# Source data
▼
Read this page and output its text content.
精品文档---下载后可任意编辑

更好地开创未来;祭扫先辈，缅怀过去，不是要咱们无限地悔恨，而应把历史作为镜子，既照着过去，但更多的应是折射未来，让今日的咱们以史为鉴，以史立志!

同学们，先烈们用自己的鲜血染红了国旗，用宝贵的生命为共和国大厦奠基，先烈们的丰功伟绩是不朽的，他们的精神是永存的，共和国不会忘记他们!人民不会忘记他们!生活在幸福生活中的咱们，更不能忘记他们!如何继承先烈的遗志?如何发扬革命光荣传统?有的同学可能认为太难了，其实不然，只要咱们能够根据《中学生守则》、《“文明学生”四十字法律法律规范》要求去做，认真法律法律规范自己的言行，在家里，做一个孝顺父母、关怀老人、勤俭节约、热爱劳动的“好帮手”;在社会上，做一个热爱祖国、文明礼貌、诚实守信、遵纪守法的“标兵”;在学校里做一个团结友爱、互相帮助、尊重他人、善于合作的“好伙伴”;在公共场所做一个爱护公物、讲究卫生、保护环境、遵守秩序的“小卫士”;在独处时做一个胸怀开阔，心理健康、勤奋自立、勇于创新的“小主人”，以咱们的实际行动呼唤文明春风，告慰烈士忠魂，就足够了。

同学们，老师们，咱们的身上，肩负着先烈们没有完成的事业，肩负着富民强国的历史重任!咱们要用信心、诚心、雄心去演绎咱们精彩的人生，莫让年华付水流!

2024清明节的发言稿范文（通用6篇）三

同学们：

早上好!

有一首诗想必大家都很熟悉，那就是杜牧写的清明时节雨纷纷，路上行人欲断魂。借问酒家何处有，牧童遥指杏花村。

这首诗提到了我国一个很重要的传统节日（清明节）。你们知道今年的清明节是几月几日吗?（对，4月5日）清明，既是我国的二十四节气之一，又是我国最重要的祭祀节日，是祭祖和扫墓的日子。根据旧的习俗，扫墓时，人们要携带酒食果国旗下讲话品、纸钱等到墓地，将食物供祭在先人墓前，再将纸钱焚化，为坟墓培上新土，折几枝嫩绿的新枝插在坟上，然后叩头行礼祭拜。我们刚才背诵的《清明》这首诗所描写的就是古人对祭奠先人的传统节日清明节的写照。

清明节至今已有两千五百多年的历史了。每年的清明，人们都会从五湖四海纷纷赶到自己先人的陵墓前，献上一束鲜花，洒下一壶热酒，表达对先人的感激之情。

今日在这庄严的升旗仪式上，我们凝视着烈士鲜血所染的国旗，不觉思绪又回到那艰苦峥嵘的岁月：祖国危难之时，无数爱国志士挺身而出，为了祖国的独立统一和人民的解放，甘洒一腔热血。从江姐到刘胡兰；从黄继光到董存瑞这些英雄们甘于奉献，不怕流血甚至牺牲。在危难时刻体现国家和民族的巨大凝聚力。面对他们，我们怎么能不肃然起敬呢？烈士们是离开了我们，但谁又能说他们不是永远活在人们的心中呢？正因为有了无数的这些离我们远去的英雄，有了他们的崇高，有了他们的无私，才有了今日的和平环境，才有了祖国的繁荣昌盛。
▲
# Directions for this task
Reproduce each entry exactly, leaving out nothing.

# Answer for the task
Read this page and output its text content.
精品文档---下载后可任意编辑

更好地开创未来;祭扫先辈，缅怀过去，不是要咱们无限地悔恨，而应把历史作为镜子，既照着过去，但更多的应是折射未来，让今日的咱们以史为鉴，以史立志!

同学们，先烈们用自己的鲜血染红了国旗，用宝贵的生命为共和国大厦奠基，先烈们的丰功伟绩是不朽的，他们的精神是永存的，共和国不会忘记他们!人民不会忘记他们!生活在幸福生活中的咱们，更不能忘记他们!如何继承先烈的遗志?如何发扬革命光荣传统?有的同学可能认为太难了，其实不然，只要咱们能够根据《中学生守则》、《“文明学生”四十字法律法律规范》要求去做，认真法律法律规范自己的言行，在家里，做一个孝顺父母、关怀老人、勤俭节约、热爱劳动的“好帮手”;在社会上，做一个热爱祖国、文明礼貌、诚实守信、遵纪守法的“标兵”;在学校里做一个团结友爱、互相帮助、尊重他人、善于合作的“好伙伴”;在公共场所做一个爱护公物、讲究卫生、保护环境、遵守秩序的“小卫士”;在独处时做一个胸怀开阔，心理健康、勤奋自立、勇于创新的“小主人”，以咱们的实际行动呼唤文明春风，告慰烈士忠魂，就足够了。

同学们，老师们，咱们的身上，肩负着先烈们没有完成的事业，肩负着富民强国的历史重任!咱们要用信心、诚心、雄心去演绎咱们精彩的人生，莫让年华付水流!

2024清明节的发言稿范文（通用6篇）三

同学们：

早上好!

有一首诗想必大家都很熟悉，那就是杜牧写的清明时节雨纷纷，路上行人欲断魂。借问酒家何处有，牧童遥指杏花村。

这首诗提到了我国一个很重要的传统节日（清明节）。你们知道今年的清明节是几月几日吗?（对，4月5日）清明，既是我国的二十四节气之一，又是我国最重要的祭祀节日，是祭祖和扫墓的日子。根据旧的习俗，扫墓时，人们要携带酒食果国旗下讲话品、纸钱等到墓地，将食物供祭在先人墓前，再将纸钱焚化，为坟墓培上新土，折几枝嫩绿的新枝插在坟上，然后叩头行礼祭拜。我们刚才背诵的《清明》这首诗所描写的就是古人对祭奠先人的传统节日清明节的写照。

清明节至今已有两千五百多年的历史了。每年的清明，人们都会从五湖四海纷纷赶到自己先人的陵墓前，献上一束鲜花，洒下一壶热酒，表达对先人的感激之情。

今日在这庄严的升旗仪式上，我们凝视着烈士鲜血所染的国旗，不觉思绪又回到那艰苦峥嵘的岁月：祖国危难之时，无数爱国志士挺身而出，为了祖国的独立统一和人民的解放，甘洒一腔热血。从江姐到刘胡兰；从黄继光到董存瑞这些英雄们甘于奉献，不怕流血甚至牺牲。在危难时刻体现国家和民族的巨大凝聚力。面对他们，我们怎么能不肃然起敬呢？烈士们是离开了我们，但谁又能说他们不是永远活在人们的心中呢？正因为有了无数的这些离我们远去的英雄，有了他们的崇高，有了他们的无私，才有了今日的和平环境，才有了祖国的繁荣昌盛。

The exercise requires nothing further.